> **What the task asks**
Every entry needs to be printed exactly, please.

[Extracted records]
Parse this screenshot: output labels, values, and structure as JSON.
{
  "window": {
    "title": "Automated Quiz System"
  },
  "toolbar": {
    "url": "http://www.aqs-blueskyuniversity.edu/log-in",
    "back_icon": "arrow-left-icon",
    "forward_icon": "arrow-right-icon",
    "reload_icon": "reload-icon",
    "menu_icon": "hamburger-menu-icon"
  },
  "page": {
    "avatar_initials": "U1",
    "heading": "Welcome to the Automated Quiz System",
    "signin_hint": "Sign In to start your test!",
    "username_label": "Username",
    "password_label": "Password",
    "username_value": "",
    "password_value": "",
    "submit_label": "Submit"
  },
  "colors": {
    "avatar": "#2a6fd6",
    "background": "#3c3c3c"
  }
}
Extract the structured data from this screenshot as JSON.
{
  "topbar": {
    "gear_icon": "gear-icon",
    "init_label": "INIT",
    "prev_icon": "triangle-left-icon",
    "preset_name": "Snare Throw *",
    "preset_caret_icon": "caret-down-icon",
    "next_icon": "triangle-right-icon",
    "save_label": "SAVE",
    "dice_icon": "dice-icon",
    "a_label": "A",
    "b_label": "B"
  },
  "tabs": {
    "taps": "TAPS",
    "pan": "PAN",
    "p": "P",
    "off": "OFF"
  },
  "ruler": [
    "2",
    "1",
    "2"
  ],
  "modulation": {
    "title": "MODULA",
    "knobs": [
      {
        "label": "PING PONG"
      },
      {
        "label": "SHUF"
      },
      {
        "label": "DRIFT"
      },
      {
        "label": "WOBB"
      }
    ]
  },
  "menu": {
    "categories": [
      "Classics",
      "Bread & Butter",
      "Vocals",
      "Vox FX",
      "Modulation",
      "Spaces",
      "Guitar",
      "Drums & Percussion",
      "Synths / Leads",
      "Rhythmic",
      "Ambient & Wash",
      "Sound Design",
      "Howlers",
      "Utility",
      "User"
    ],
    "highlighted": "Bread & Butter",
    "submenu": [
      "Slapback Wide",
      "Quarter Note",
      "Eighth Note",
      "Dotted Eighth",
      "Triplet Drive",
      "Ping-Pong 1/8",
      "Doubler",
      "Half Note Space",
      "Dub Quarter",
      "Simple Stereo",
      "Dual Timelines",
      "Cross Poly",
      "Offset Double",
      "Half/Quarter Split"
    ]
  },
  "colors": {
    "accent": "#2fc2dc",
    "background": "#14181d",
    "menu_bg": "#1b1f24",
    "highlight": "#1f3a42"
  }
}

> **Final answer**
Parse this screenshot: output labels, values, and structure as JSON.
{
  "window": {
    "title": "Automated Quiz System"
  },
  "toolbar": {
    "url": "http://www.aqs-blueskyuniversity.edu/log-in",
    "back_icon": "arrow-left-icon",
    "forward_icon": "arrow-right-icon",
    "reload_icon": "reload-icon",
    "menu_icon": "hamburger-menu-icon"
  },
  "page": {
    "avatar_initials": "U1",
    "heading": "Welcome to the Automated Quiz System",
    "signin_hint": "Sign In to start your test!",
    "username_label": "Username",
    "password_label": "Password",
    "username_value": "",
    "password_value": "",
    "submit_label": "Submit"
  },
  "colors": {
    "avatar": "#2a6fd6",
    "background": "#3c3c3c"
  }
}
Extract the structured data from this screenshot as JSON.
{
  "topbar": {
    "gear_icon": "gear-icon",
    "init_label": "INIT",
    "prev_icon": "triangle-left-icon",
    "preset_name": "Snare Throw *",
    "preset_caret_icon": "caret-down-icon",
    "next_icon": "triangle-right-icon",
    "save_label": "SAVE",
    "dice_icon": "dice-icon",
    "a_label": "A",
    "b_label": "B"
  },
  "tabs": {
    "taps": "TAPS",
    "pan": "PAN",
    "p": "P",
    "off": "OFF"
  },
  "ruler": [
    "2",
    "1",
    "2"
  ],
  "modulation": {
    "title": "MODULA",
    "knobs": [
      {
        "label": "PING PONG"
      },
      {
        "label": "SHUF"
      },
      {
        "label": "DRIFT"
      },
      {
        "label": "WOBB"
      }
    ]
  },
  "menu": {
    "categories": [
      "Classics",
      "Bread & Butter",
      "Vocals",
      "Vox FX",
      "Modulation",
      "Spaces",
      "Guitar",
      "Drums & Percussion",
      "Synths / Leads",
      "Rhythmic",
      "Ambient & Wash",
      "Sound Design",
      "Howlers",
      "Utility",
      "User"
    ],
    "highlighted": "Bread & Butter",
    "submenu": [
      "Slapback Wide",
      "Quarter Note",
      "Eighth Note",
      "Dotted Eighth",
      "Triplet Drive",
      "Ping-Pong 1/8",
      "Doubler",
      "Half Note Space",
      "Dub Quarter",
      "Simple Stereo",
      "Dual Timelines",
      "Cross Poly",
      "Offset Double",
      "Half/Quarter Split"
    ]
  },
  "colors": {
    "accent": "#2fc2dc",
    "background": "#14181d",
    "menu_bg": "#1b1f24",
    "highlight": "#1f3a42"
  }
}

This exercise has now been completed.